[start Extracted entries]

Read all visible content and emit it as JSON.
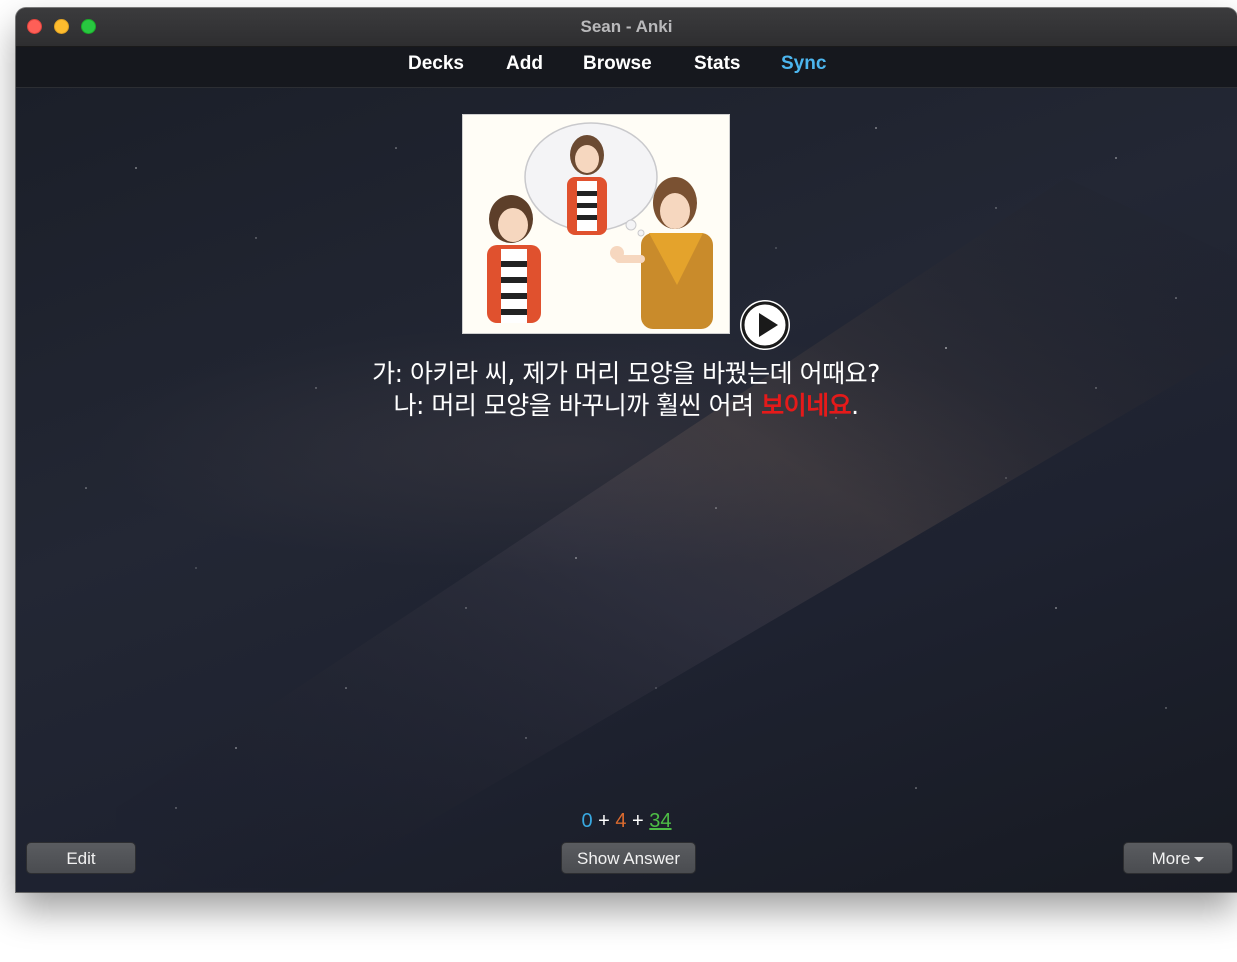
{
  "window": {
    "title": "Sean - Anki"
  },
  "toolbar": {
    "decks": "Decks",
    "add": "Add",
    "browse": "Browse",
    "stats": "Stats",
    "sync": "Sync",
    "sync_color": "#4cb6ef"
  },
  "card": {
    "image_icon": "illustration-image",
    "play_icon": "play-icon",
    "line1": "가: 아키라 씨, 제가 머리 모양을 바꿨는데 어때요?",
    "line2_prefix": "나: 머리 모양을 바꾸니까 훨씬 어려 ",
    "line2_highlight": "보이네요",
    "line2_suffix": ".",
    "highlight_color": "#e51a1a"
  },
  "counts": {
    "new": "0",
    "plus1": " + ",
    "learn": "4",
    "plus2": " + ",
    "review": "34",
    "new_color": "#38a8e0",
    "learn_color": "#d96a2f",
    "review_color": "#4dbd45"
  },
  "bottom_bar": {
    "edit": "Edit",
    "show_answer": "Show Answer",
    "more": "More"
  }
}
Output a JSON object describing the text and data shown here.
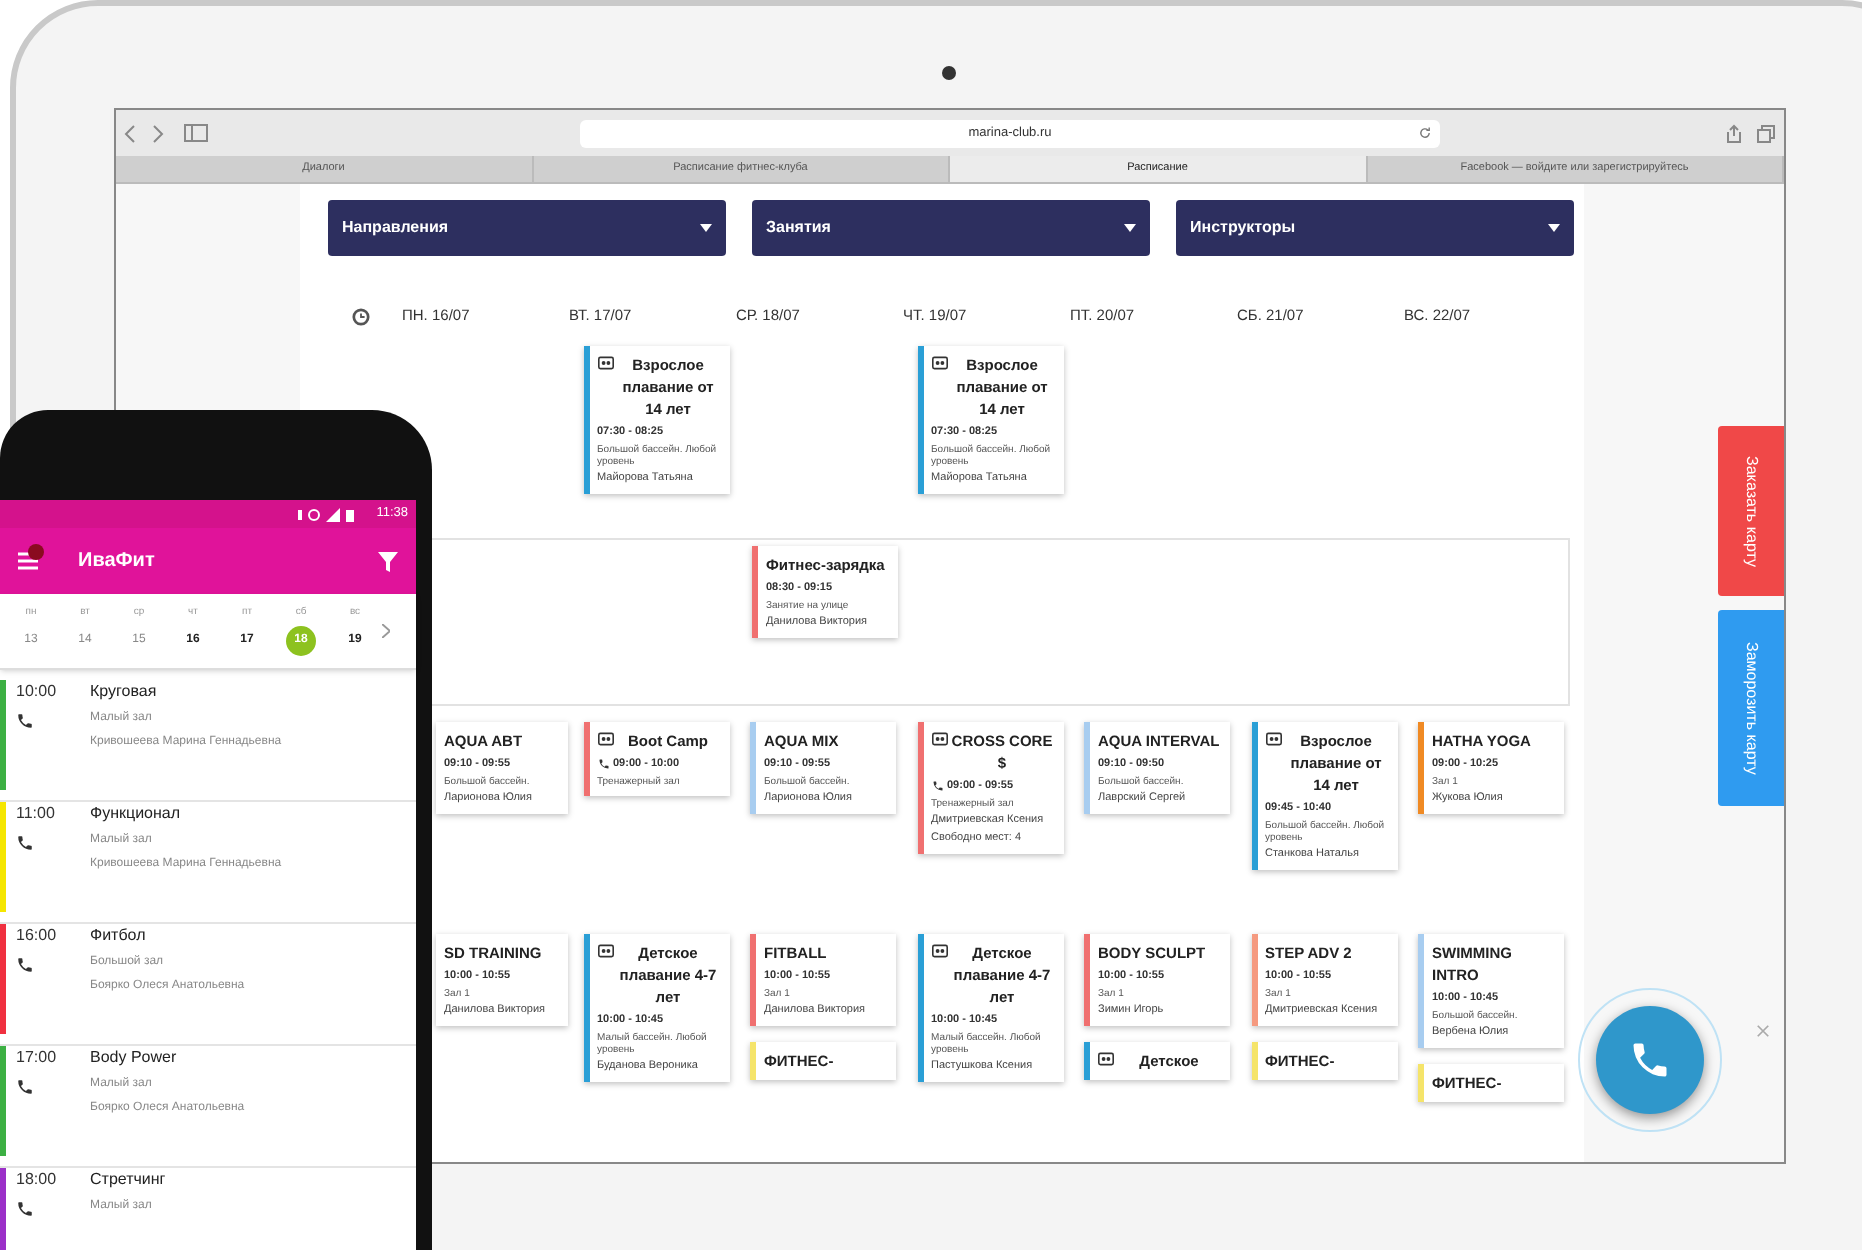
{
  "browser": {
    "url": "marina-club.ru",
    "tabs": [
      {
        "label": "Диалоги",
        "selected": false
      },
      {
        "label": "Расписание фитнес-клуба",
        "selected": false
      },
      {
        "label": "Расписание",
        "selected": true
      },
      {
        "label": "Facebook — войдите или зарегистрируйтесь",
        "selected": false
      }
    ]
  },
  "filters": [
    {
      "label": "Направления"
    },
    {
      "label": "Занятия"
    },
    {
      "label": "Инструкторы"
    }
  ],
  "days": [
    "ПН. 16/07",
    "ВТ. 17/07",
    "СР. 18/07",
    "ЧТ. 19/07",
    "ПТ. 20/07",
    "СБ. 21/07",
    "ВС. 22/07"
  ],
  "rows": [
    {
      "outlined": false,
      "cells": [
        {},
        {
          "cards": [
            {
              "title": "Взрослое плавание от 14 лет",
              "kids_icon": true,
              "phone_icon": false,
              "time": "07:30 - 08:25",
              "place": "Большой бассейн. Любой уровень",
              "trainer": "Майорова Татьяна",
              "color": "#2a9fd6"
            }
          ]
        },
        {},
        {
          "cards": [
            {
              "title": "Взрослое плавание от 14 лет",
              "kids_icon": true,
              "phone_icon": false,
              "time": "07:30 - 08:25",
              "place": "Большой бассейн. Любой уровень",
              "trainer": "Майорова Татьяна",
              "color": "#2a9fd6"
            }
          ]
        },
        {},
        {},
        {}
      ]
    },
    {
      "outlined": true,
      "cells": [
        {},
        {},
        {
          "cards": [
            {
              "title": "Фитнес-зарядка",
              "kids_icon": false,
              "phone_icon": false,
              "time": "08:30 - 09:15",
              "place": "Занятие на улице",
              "trainer": "Данилова Виктория",
              "color": "#f07070"
            }
          ]
        },
        {},
        {},
        {},
        {}
      ]
    },
    {
      "outlined": false,
      "cells": [
        {
          "cards": [
            {
              "title": "AQUA ABT",
              "kids_icon": false,
              "phone_icon": false,
              "time": "09:10 - 09:55",
              "place": "Большой бассейн.",
              "trainer": "Ларионова Юлия"
            }
          ]
        },
        {
          "cards": [
            {
              "title": "Boot Camp",
              "kids_icon": true,
              "phone_icon": true,
              "time": "09:00 - 10:00",
              "place": "Тренажерный зал",
              "color": "#f07070"
            }
          ]
        },
        {
          "cards": [
            {
              "title": "AQUA MIX",
              "kids_icon": false,
              "phone_icon": false,
              "time": "09:10 - 09:55",
              "place": "Большой бассейн.",
              "trainer": "Ларионова Юлия",
              "color": "#a8cdf0"
            }
          ]
        },
        {
          "cards": [
            {
              "title": "CROSS CORE $",
              "kids_icon": true,
              "phone_icon": true,
              "time": "09:00 - 09:55",
              "place": "Тренажерный зал",
              "trainer": "Дмитриевская Ксения",
              "extra": "Свободно мест: 4",
              "color": "#f07070"
            }
          ]
        },
        {
          "cards": [
            {
              "title": "AQUA INTERVAL",
              "kids_icon": false,
              "phone_icon": false,
              "time": "09:10 - 09:50",
              "place": "Большой бассейн.",
              "trainer": "Лаврский Сергей",
              "color": "#a8cdf0"
            }
          ]
        },
        {
          "cards": [
            {
              "title": "Взрослое плавание от 14 лет",
              "kids_icon": true,
              "phone_icon": false,
              "time": "09:45 - 10:40",
              "place": "Большой бассейн. Любой уровень",
              "trainer": "Станкова Наталья",
              "color": "#2a9fd6"
            }
          ]
        },
        {
          "cards": [
            {
              "title": "HATHA YOGA",
              "kids_icon": false,
              "phone_icon": false,
              "time": "09:00 - 10:25",
              "place": "Зал 1",
              "trainer": "Жукова Юлия",
              "color": "#f08a24"
            }
          ]
        }
      ]
    },
    {
      "outlined": false,
      "cells": [
        {
          "cards": [
            {
              "title": "SD TRAINING",
              "kids_icon": false,
              "phone_icon": false,
              "time": "10:00 - 10:55",
              "place": "Зал 1",
              "trainer": "Данилова Виктория"
            }
          ]
        },
        {
          "cards": [
            {
              "title": "Детское плавание 4-7 лет",
              "kids_icon": true,
              "phone_icon": false,
              "time": "10:00 - 10:45",
              "place": "Малый бассейн. Любой уровень",
              "trainer": "Буданова Вероника",
              "color": "#2a9fd6"
            }
          ]
        },
        {
          "cards": [
            {
              "title": "FITBALL",
              "kids_icon": false,
              "phone_icon": false,
              "time": "10:00 - 10:55",
              "place": "Зал 1",
              "trainer": "Данилова Виктория",
              "color": "#f07070"
            },
            {
              "title": "ФИТНЕС-",
              "kids_icon": false,
              "phone_icon": false,
              "color": "#f5e46a"
            }
          ]
        },
        {
          "cards": [
            {
              "title": "Детское плавание 4-7 лет",
              "kids_icon": true,
              "phone_icon": false,
              "time": "10:00 - 10:45",
              "place": "Малый бассейн. Любой уровень",
              "trainer": "Пастушкова Ксения",
              "color": "#2a9fd6"
            }
          ]
        },
        {
          "cards": [
            {
              "title": "BODY SCULPT",
              "kids_icon": false,
              "phone_icon": false,
              "time": "10:00 - 10:55",
              "place": "Зал 1",
              "trainer": "Зимин Игорь",
              "color": "#f07070"
            },
            {
              "title": "Детское",
              "kids_icon": true,
              "phone_icon": false,
              "color": "#2a9fd6"
            }
          ]
        },
        {
          "cards": [
            {
              "title": "STEP ADV 2",
              "kids_icon": false,
              "phone_icon": false,
              "time": "10:00 - 10:55",
              "place": "Зал 1",
              "trainer": "Дмитриевская Ксения",
              "color": "#f59a80"
            },
            {
              "title": "ФИТНЕС-",
              "kids_icon": false,
              "phone_icon": false,
              "color": "#f5e46a"
            }
          ]
        },
        {
          "cards": [
            {
              "title": "SWIMMING INTRO",
              "kids_icon": false,
              "phone_icon": false,
              "time": "10:00 - 10:45",
              "place": "Большой бассейн.",
              "trainer": "Вербена Юлия",
              "color": "#a8cdf0"
            },
            {
              "title": "ФИТНЕС-",
              "kids_icon": false,
              "phone_icon": false,
              "color": "#f5e46a"
            }
          ]
        }
      ]
    }
  ],
  "side_buttons": [
    {
      "label": "Заказать карту",
      "color": "#f04848"
    },
    {
      "label": "Заморозить карту",
      "color": "#2f9bf0"
    }
  ],
  "phone": {
    "clock": "11:38",
    "app_title": "ИваФит",
    "notification": true,
    "dates": [
      {
        "dow": "пн",
        "date": "13",
        "past": true,
        "selected": false
      },
      {
        "dow": "вт",
        "date": "14",
        "past": true,
        "selected": false
      },
      {
        "dow": "ср",
        "date": "15",
        "past": true,
        "selected": false
      },
      {
        "dow": "чт",
        "date": "16",
        "past": false,
        "selected": false
      },
      {
        "dow": "пт",
        "date": "17",
        "past": false,
        "selected": false
      },
      {
        "dow": "сб",
        "date": "18",
        "past": false,
        "selected": true
      },
      {
        "dow": "вс",
        "date": "19",
        "past": false,
        "selected": false
      }
    ],
    "classes": [
      {
        "time": "10:00",
        "title": "Круговая",
        "room": "Малый зал",
        "trainer": "Кривошеева Марина Геннадьевна",
        "color": "#3cb043"
      },
      {
        "time": "11:00",
        "title": "Функционал",
        "room": "Малый зал",
        "trainer": "Кривошеева Марина Геннадьевна",
        "color": "#f5e600"
      },
      {
        "time": "16:00",
        "title": "Фитбол",
        "room": "Большой зал",
        "trainer": "Боярко Олеся Анатольевна",
        "color": "#f03040"
      },
      {
        "time": "17:00",
        "title": "Body Power",
        "room": "Малый зал",
        "trainer": "Боярко Олеся Анатольевна",
        "color": "#3cb043"
      },
      {
        "time": "18:00",
        "title": "Стретчинг",
        "room": "Малый зал",
        "color": "#9b30c8"
      }
    ]
  }
}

[end Extracted entries]

__Request__
Show, from the listing above, each line that contains the word "Расписание".

__Result of this exercise__
        "label": "Расписание фитнес-клуба",
        "label": "Расписание",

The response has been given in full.